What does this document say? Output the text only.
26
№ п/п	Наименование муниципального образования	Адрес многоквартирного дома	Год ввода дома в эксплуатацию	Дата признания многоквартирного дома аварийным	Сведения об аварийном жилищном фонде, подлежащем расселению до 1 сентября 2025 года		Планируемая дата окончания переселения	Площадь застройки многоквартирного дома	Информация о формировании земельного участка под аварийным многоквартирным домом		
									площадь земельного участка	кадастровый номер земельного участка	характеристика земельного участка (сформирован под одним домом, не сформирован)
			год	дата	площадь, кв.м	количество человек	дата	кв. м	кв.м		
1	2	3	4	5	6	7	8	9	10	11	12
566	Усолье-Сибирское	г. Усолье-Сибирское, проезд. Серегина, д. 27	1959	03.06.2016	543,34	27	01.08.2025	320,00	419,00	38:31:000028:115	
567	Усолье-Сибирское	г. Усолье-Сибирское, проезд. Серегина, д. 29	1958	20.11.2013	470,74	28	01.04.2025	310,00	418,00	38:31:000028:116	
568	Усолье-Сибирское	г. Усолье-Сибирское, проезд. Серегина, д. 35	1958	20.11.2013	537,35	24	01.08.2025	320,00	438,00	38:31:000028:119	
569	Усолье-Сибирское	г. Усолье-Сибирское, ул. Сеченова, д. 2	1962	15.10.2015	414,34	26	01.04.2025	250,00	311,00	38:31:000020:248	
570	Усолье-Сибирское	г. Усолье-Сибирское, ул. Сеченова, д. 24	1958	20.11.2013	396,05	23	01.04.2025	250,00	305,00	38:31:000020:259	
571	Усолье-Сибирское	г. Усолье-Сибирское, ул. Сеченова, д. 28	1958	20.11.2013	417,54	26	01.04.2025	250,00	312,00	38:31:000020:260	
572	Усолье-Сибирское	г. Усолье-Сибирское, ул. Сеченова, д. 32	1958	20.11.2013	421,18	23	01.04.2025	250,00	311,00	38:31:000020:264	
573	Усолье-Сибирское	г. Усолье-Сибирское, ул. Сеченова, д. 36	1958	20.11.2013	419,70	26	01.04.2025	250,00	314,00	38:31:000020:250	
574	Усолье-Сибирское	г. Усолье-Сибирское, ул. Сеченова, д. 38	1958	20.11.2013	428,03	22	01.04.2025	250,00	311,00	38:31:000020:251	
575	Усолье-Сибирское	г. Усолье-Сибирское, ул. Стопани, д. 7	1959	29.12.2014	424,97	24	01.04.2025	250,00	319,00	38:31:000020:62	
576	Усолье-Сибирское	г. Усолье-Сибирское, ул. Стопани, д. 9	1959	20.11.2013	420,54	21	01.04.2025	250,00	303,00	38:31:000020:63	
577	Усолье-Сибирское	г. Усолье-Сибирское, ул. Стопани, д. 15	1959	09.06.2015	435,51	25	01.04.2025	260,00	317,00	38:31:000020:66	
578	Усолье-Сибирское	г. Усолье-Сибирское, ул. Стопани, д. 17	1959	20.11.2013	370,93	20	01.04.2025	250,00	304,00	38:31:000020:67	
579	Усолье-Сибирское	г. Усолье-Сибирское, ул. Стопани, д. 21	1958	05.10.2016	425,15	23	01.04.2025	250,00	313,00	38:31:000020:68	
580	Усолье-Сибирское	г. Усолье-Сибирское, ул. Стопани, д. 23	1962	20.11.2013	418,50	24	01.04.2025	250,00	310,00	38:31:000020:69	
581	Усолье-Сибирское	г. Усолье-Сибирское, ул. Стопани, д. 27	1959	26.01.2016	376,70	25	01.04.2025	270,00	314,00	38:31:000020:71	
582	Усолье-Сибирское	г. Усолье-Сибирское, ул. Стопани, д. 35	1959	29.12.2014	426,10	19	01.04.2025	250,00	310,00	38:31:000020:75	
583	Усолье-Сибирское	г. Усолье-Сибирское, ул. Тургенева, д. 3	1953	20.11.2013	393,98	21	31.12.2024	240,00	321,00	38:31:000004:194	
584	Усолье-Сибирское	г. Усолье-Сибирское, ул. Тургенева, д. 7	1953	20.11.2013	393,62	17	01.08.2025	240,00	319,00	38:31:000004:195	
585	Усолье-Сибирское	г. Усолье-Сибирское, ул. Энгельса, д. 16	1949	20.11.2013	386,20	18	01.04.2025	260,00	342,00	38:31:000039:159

WHAT IS EXPECTED —
Your task is to repeat the data exactly; please include every line.

WRITTEN ANSWER —
What does this document say? Output the text only.
26
№ п/п	Наименование муниципального образования	Адрес многоквартирного дома	Год ввода дома в эксплуатацию	Дата признания многоквартирного дома аварийным	Сведения об аварийном жилищном фонде, подлежащем расселению до 1 сентября 2025 года		Планируемая дата окончания переселения	Площадь застройки многоквартирного дома	Информация о формировании земельного участка под аварийным многоквартирным домом		
									площадь земельного участка	кадастровый номер земельного участка	характеристика земельного участка (сформирован под одним домом, не сформирован)
			год	дата	площадь, кв.м	количество человек	дата	кв. м	кв.м		
1	2	3	4	5	6	7	8	9	10	11	12
566	Усолье-Сибирское	г. Усолье-Сибирское, проезд. Серегина, д. 27	1959	03.06.2016	543,34	27	01.08.2025	320,00	419,00	38:31:000028:115	
567	Усолье-Сибирское	г. Усолье-Сибирское, проезд. Серегина, д. 29	1958	20.11.2013	470,74	28	01.04.2025	310,00	418,00	38:31:000028:116	
568	Усолье-Сибирское	г. Усолье-Сибирское, проезд. Серегина, д. 35	1958	20.11.2013	537,35	24	01.08.2025	320,00	438,00	38:31:000028:119	
569	Усолье-Сибирское	г. Усолье-Сибирское, ул. Сеченова, д. 2	1962	15.10.2015	414,34	26	01.04.2025	250,00	311,00	38:31:000020:248	
570	Усолье-Сибирское	г. Усолье-Сибирское, ул. Сеченова, д. 24	1958	20.11.2013	396,05	23	01.04.2025	250,00	305,00	38:31:000020:259	
571	Усолье-Сибирское	г. Усолье-Сибирское, ул. Сеченова, д. 28	1958	20.11.2013	417,54	26	01.04.2025	250,00	312,00	38:31:000020:260	
572	Усолье-Сибирское	г. Усолье-Сибирское, ул. Сеченова, д. 32	1958	20.11.2013	421,18	23	01.04.2025	250,00	311,00	38:31:000020:264	
573	Усолье-Сибирское	г. Усолье-Сибирское, ул. Сеченова, д. 36	1958	20.11.2013	419,70	26	01.04.2025	250,00	314,00	38:31:000020:250	
574	Усолье-Сибирское	г. Усолье-Сибирское, ул. Сеченова, д. 38	1958	20.11.2013	428,03	22	01.04.2025	250,00	311,00	38:31:000020:251	
575	Усолье-Сибирское	г. Усолье-Сибирское, ул. Стопани, д. 7	1959	29.12.2014	424,97	24	01.04.2025	250,00	319,00	38:31:000020:62	
576	Усолье-Сибирское	г. Усолье-Сибирское, ул. Стопани, д. 9	1959	20.11.2013	420,54	21	01.04.2025	250,00	303,00	38:31:000020:63	
577	Усолье-Сибирское	г. Усолье-Сибирское, ул. Стопани, д. 15	1959	09.06.2015	435,51	25	01.04.2025	260,00	317,00	38:31:000020:66	
578	Усолье-Сибирское	г. Усолье-Сибирское, ул. Стопани, д. 17	1959	20.11.2013	370,93	20	01.04.2025	250,00	304,00	38:31:000020:67	
579	Усолье-Сибирское	г. Усолье-Сибирское, ул. Стопани, д. 21	1958	05.10.2016	425,15	23	01.04.2025	250,00	313,00	38:31:000020:68	
580	Усолье-Сибирское	г. Усолье-Сибирское, ул. Стопани, д. 23	1962	20.11.2013	418,50	24	01.04.2025	250,00	310,00	38:31:000020:69	
581	Усолье-Сибирское	г. Усолье-Сибирское, ул. Стопани, д. 27	1959	26.01.2016	376,70	25	01.04.2025	270,00	314,00	38:31:000020:71	
582	Усолье-Сибирское	г. Усолье-Сибирское, ул. Стопани, д. 35	1959	29.12.2014	426,10	19	01.04.2025	250,00	310,00	38:31:000020:75	
583	Усолье-Сибирское	г. Усолье-Сибирское, ул. Тургенева, д. 3	1953	20.11.2013	393,98	21	31.12.2024	240,00	321,00	38:31:000004:194	
584	Усолье-Сибирское	г. Усолье-Сибирское, ул. Тургенева, д. 7	1953	20.11.2013	393,62	17	01.08.2025	240,00	319,00	38:31:000004:195	
585	Усолье-Сибирское	г. Усолье-Сибирское, ул. Энгельса, д. 16	1949	20.11.2013	386,20	18	01.04.2025	260,00	342,00	38:31:000039:159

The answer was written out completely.